▸ Exercise description
Take all the material and copy it exactly.

Start

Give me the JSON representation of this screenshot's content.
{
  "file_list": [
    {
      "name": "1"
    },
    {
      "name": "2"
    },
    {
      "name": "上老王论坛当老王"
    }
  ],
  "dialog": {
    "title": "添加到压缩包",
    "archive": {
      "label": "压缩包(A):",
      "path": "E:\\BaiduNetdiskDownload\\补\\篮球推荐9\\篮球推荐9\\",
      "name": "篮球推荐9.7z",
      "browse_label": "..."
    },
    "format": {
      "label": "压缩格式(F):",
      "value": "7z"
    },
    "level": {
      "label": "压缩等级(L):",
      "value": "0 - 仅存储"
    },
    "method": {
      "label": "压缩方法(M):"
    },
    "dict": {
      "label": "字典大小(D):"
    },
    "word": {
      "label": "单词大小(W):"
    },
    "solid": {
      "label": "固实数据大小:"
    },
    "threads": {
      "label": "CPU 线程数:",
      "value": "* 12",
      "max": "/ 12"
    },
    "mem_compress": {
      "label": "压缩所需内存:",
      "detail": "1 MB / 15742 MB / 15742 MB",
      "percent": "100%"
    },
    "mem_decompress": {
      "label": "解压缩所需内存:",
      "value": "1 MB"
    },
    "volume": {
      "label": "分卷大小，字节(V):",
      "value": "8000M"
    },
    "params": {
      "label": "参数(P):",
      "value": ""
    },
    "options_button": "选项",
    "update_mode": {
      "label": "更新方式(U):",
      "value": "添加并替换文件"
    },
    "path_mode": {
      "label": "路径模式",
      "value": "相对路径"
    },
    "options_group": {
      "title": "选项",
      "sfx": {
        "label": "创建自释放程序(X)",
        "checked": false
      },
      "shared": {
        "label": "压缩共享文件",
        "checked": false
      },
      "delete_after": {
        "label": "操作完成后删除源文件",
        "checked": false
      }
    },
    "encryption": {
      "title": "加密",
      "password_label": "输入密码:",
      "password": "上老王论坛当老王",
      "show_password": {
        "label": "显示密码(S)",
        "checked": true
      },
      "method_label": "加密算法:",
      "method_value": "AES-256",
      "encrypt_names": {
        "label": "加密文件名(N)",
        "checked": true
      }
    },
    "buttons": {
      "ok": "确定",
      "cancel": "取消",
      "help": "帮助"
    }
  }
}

End

▸ Output
Give me the JSON representation of this screenshot's content.
{
  "file_list": [
    {
      "name": "1"
    },
    {
      "name": "2"
    },
    {
      "name": "上老王论坛当老王"
    }
  ],
  "dialog": {
    "title": "添加到压缩包",
    "archive": {
      "label": "压缩包(A):",
      "path": "E:\\BaiduNetdiskDownload\\补\\篮球推荐9\\篮球推荐9\\",
      "name": "篮球推荐9.7z",
      "browse_label": "..."
    },
    "format": {
      "label": "压缩格式(F):",
      "value": "7z"
    },
    "level": {
      "label": "压缩等级(L):",
      "value": "0 - 仅存储"
    },
    "method": {
      "label": "压缩方法(M):"
    },
    "dict": {
      "label": "字典大小(D):"
    },
    "word": {
      "label": "单词大小(W):"
    },
    "solid": {
      "label": "固实数据大小:"
    },
    "threads": {
      "label": "CPU 线程数:",
      "value": "* 12",
      "max": "/ 12"
    },
    "mem_compress": {
      "label": "压缩所需内存:",
      "detail": "1 MB / 15742 MB / 15742 MB",
      "percent": "100%"
    },
    "mem_decompress": {
      "label": "解压缩所需内存:",
      "value": "1 MB"
    },
    "volume": {
      "label": "分卷大小，字节(V):",
      "value": "8000M"
    },
    "params": {
      "label": "参数(P):",
      "value": ""
    },
    "options_button": "选项",
    "update_mode": {
      "label": "更新方式(U):",
      "value": "添加并替换文件"
    },
    "path_mode": {
      "label": "路径模式",
      "value": "相对路径"
    },
    "options_group": {
      "title": "选项",
      "sfx": {
        "label": "创建自释放程序(X)",
        "checked": false
      },
      "shared": {
        "label": "压缩共享文件",
        "checked": false
      },
      "delete_after": {
        "label": "操作完成后删除源文件",
        "checked": false
      }
    },
    "encryption": {
      "title": "加密",
      "password_label": "输入密码:",
      "password": "上老王论坛当老王",
      "show_password": {
        "label": "显示密码(S)",
        "checked": true
      },
      "method_label": "加密算法:",
      "method_value": "AES-256",
      "encrypt_names": {
        "label": "加密文件名(N)",
        "checked": true
      }
    },
    "buttons": {
      "ok": "确定",
      "cancel": "取消",
      "help": "帮助"
    }
  }
}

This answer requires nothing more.